Excerpt to read:

3

I'm writing a bash script which has to pass a variable to another program:

./program $variable

The problem is, it is absolutely necessary for $variable to be passed as a single parameter, which isn't the case if it contains whitespace.

variable=Hello World
./program $variable
-> program receives two arguments: 'Hello' 'World'

Quoting it doesn't do anything at all (well done, bash devs):

variable=Hello World
./program "$variable"
-> program receives: 'Hello' 'World'

Double quoting it does crazy stuff (well done, bash devs):

variable=Hello World
./program "'$variable'"
-> program receives: "'Hello" "World'"

Is there an easy way to do this? Heck, is there a way to do this at all?

Update: Okay, since the problem doesn't seem to be bash, here's some additional info. The program I'm passing arguments to is a python script. Without modifying the arguments in any way, I get

print sys.argv
-> ['/usr/bin/program', "'Hello", "World'"]

How can I fix that?

Provided material:
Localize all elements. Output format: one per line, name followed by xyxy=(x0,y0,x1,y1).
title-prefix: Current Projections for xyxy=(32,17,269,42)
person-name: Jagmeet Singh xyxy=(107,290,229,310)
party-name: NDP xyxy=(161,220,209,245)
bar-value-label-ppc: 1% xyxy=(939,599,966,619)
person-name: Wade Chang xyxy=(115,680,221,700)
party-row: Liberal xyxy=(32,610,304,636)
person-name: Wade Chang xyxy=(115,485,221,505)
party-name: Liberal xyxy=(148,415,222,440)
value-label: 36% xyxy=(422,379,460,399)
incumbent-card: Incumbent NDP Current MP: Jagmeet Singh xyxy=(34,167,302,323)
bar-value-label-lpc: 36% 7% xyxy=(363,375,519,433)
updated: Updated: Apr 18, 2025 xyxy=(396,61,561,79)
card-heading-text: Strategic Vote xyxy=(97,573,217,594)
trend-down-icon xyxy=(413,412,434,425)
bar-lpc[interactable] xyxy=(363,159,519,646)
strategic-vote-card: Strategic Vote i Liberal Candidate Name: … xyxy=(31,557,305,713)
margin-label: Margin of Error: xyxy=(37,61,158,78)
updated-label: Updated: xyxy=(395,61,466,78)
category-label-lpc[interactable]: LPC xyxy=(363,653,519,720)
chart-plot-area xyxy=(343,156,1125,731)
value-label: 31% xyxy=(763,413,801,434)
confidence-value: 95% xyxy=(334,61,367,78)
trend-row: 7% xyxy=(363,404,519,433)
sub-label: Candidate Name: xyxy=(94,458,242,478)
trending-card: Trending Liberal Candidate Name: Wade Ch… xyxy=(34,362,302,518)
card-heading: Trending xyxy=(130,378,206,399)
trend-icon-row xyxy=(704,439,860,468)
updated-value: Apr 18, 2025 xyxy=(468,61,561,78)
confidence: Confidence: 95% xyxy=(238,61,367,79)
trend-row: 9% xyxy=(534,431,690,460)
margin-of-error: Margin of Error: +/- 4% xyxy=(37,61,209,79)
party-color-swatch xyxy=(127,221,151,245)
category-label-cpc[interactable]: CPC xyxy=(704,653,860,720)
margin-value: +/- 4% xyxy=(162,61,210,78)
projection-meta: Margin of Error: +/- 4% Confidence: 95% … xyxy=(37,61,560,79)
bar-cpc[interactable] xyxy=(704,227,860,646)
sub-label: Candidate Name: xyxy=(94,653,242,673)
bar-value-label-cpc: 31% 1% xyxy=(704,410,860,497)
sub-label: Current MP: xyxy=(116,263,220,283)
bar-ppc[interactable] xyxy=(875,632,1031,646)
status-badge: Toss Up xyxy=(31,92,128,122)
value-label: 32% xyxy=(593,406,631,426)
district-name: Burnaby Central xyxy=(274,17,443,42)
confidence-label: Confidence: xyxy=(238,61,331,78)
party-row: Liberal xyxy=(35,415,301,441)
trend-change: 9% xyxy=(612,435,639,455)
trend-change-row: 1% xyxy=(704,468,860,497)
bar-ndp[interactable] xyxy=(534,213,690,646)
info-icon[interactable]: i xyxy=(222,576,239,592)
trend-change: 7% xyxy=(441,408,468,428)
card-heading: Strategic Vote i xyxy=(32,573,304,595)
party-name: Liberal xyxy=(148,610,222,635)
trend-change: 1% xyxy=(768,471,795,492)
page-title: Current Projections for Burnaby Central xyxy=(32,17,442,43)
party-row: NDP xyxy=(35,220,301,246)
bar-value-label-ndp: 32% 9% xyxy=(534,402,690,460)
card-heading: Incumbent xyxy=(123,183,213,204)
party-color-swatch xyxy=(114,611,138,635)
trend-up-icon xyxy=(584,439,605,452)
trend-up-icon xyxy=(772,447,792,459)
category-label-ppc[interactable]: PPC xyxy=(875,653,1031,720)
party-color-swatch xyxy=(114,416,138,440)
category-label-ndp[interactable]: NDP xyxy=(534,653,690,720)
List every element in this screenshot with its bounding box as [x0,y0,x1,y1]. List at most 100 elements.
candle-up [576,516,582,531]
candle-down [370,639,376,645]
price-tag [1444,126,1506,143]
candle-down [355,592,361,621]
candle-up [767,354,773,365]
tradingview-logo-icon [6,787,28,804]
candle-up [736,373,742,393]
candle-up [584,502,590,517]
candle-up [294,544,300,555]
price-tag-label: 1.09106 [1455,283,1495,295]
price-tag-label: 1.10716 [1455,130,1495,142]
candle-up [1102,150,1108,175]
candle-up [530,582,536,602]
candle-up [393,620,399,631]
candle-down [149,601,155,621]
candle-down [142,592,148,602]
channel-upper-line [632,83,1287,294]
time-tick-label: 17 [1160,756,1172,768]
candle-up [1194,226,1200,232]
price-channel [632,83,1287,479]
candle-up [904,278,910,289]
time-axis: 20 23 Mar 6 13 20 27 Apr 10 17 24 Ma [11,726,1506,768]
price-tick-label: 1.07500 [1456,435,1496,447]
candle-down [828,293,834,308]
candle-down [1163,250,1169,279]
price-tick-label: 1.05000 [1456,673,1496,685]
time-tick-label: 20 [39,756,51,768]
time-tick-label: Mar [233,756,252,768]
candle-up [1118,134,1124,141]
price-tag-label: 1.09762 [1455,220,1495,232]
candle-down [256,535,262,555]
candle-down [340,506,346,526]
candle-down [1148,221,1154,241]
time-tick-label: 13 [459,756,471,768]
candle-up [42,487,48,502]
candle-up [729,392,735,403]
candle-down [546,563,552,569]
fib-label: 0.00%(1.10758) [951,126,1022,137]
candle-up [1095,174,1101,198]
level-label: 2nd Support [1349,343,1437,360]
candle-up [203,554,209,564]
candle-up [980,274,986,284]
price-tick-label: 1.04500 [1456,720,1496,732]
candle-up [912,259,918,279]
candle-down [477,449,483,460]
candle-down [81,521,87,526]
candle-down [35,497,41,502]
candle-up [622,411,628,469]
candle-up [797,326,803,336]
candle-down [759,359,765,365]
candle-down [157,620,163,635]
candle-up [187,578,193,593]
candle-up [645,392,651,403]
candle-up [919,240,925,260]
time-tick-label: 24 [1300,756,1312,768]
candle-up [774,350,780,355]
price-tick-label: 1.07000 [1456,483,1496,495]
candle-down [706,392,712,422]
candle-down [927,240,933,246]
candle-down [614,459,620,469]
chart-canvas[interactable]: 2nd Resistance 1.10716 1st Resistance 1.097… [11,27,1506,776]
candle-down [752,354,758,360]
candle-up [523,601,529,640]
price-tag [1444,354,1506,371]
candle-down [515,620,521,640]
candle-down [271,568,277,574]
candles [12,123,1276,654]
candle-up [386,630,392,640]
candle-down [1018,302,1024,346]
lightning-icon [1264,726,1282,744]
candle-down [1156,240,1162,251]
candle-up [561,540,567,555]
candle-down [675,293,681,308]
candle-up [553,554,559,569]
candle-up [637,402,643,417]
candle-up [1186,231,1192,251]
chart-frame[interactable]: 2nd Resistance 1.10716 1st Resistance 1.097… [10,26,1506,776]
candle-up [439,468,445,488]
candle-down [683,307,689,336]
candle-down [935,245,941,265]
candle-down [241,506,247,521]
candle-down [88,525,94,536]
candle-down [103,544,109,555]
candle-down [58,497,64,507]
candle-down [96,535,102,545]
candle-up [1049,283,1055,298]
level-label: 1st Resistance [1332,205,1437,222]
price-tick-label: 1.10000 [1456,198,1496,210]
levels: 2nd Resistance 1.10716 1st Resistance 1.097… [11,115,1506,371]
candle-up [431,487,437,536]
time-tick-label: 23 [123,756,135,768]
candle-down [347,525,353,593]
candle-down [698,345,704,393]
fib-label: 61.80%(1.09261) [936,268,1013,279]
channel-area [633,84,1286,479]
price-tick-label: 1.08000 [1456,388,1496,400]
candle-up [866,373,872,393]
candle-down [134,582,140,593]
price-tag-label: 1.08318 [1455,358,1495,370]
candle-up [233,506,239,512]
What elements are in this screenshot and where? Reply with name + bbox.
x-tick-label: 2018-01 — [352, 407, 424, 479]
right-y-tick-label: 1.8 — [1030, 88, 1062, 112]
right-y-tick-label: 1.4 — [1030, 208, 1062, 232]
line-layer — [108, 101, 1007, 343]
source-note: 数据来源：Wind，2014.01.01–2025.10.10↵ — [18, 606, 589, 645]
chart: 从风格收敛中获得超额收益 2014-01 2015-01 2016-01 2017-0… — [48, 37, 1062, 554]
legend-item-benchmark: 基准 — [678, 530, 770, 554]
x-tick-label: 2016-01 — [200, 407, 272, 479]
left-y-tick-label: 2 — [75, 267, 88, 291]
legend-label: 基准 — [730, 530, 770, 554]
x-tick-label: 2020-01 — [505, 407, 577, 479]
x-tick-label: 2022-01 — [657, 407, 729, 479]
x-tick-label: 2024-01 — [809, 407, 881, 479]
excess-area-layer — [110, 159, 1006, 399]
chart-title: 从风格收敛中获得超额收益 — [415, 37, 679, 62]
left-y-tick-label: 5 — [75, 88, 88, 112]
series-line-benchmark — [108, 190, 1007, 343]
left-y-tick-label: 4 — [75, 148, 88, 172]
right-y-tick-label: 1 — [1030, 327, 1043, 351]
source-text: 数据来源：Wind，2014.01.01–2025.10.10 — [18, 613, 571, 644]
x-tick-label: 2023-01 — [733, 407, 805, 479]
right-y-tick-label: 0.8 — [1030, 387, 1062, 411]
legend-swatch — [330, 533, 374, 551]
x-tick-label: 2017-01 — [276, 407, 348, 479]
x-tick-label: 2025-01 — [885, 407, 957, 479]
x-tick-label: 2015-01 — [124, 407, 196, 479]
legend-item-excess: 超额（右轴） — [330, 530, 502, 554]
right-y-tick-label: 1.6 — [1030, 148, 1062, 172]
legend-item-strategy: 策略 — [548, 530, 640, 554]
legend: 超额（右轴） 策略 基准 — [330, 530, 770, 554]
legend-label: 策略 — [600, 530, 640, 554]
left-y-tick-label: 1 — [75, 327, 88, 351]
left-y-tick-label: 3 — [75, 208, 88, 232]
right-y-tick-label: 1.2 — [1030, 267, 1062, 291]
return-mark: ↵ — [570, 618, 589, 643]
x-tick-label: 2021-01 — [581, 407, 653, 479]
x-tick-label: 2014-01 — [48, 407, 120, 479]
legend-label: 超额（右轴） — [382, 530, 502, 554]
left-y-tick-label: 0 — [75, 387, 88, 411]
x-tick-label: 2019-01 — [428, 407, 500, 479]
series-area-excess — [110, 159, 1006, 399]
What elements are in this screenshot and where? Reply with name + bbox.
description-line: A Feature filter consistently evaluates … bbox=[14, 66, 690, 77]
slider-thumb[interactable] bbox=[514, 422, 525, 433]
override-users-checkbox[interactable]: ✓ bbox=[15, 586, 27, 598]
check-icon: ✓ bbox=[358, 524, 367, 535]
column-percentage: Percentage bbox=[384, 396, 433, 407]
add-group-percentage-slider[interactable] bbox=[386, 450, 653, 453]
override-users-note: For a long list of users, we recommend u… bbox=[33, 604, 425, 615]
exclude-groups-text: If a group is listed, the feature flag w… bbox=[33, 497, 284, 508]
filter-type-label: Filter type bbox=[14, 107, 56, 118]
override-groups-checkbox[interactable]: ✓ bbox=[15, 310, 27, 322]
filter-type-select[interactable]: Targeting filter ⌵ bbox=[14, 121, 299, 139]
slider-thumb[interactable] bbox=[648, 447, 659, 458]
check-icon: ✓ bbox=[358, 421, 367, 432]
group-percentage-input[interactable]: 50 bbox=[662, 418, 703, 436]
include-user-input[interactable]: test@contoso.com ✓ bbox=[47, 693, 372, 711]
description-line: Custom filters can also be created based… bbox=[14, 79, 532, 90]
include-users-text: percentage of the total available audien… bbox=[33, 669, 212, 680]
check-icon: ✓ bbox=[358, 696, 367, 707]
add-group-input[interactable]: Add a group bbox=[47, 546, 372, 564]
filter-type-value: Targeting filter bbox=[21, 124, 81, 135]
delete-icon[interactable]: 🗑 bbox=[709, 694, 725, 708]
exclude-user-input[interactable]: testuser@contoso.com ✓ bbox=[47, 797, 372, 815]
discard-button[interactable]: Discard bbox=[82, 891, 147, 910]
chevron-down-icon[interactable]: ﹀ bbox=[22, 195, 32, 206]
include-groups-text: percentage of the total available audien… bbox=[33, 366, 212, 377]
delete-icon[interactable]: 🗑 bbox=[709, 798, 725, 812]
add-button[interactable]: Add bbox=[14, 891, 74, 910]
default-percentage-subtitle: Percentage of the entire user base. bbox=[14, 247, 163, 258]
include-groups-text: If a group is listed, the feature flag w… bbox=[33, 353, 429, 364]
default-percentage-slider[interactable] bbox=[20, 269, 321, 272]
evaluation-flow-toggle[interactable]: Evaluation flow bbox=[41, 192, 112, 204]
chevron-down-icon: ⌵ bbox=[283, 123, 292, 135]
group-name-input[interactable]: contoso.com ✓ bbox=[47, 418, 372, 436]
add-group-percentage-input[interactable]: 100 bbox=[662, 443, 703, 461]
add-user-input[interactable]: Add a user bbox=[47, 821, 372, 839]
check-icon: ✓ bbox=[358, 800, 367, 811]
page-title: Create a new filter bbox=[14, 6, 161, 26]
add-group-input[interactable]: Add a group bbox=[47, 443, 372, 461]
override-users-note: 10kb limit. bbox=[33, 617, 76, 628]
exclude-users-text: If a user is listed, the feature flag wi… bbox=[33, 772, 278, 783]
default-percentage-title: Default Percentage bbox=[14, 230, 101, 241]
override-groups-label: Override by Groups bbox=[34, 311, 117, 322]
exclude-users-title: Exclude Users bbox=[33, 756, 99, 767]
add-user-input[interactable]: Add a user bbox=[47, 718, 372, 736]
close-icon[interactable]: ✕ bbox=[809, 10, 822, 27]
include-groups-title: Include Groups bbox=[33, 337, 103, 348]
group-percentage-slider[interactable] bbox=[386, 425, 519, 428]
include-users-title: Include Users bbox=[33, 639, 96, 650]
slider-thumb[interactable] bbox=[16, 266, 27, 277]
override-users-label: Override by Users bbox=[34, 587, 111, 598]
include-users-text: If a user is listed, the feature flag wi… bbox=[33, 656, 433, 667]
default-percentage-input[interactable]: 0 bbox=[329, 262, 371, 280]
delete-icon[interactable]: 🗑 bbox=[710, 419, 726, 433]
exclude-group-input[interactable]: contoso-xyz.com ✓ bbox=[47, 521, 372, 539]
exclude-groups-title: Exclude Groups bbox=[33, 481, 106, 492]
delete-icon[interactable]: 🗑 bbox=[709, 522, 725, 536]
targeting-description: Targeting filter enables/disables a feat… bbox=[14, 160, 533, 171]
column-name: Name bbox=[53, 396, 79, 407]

What to do:
a: In the bash quoting question, what language is the program that receives the arguments written in?
b: Update the stretch of the records from their start through the line that contains "trend-row: 7% xyxy=(363,404,519,433)", changing "Strategic Vote" to "Tactical Vote" and leaving everything else as it is.
The text and the records are unrelated to each other.

Task solutions:
a: It is a Python script.

b:
Localize all elements. Output format: one per line, name followed by xyxy=(x0,y0,x1,y1).
title-prefix: Current Projections for xyxy=(32,17,269,42)
person-name: Jagmeet Singh xyxy=(107,290,229,310)
party-name: NDP xyxy=(161,220,209,245)
bar-value-label-ppc: 1% xyxy=(939,599,966,619)
person-name: Wade Chang xyxy=(115,680,221,700)
party-row: Liberal xyxy=(32,610,304,636)
person-name: Wade Chang xyxy=(115,485,221,505)
party-name: Liberal xyxy=(148,415,222,440)
value-label: 36% xyxy=(422,379,460,399)
incumbent-card: Incumbent NDP Current MP: Jagmeet Singh xyxy=(34,167,302,323)
bar-value-label-lpc: 36% 7% xyxy=(363,375,519,433)
updated: Updated: Apr 18, 2025 xyxy=(396,61,561,79)
card-heading-text: Tactical Vote xyxy=(97,573,217,594)
trend-down-icon xyxy=(413,412,434,425)
bar-lpc[interactable] xyxy=(363,159,519,646)
strategic-vote-card: Tactical Vote i Liberal Candidate Name: … xyxy=(31,557,305,713)
margin-label: Margin of Error: xyxy=(37,61,158,78)
updated-label: Updated: xyxy=(395,61,466,78)
category-label-lpc[interactable]: LPC xyxy=(363,653,519,720)
chart-plot-area xyxy=(343,156,1125,731)
value-label: 31% xyxy=(763,413,801,434)
confidence-value: 95% xyxy=(334,61,367,78)
trend-row: 7% xyxy=(363,404,519,433)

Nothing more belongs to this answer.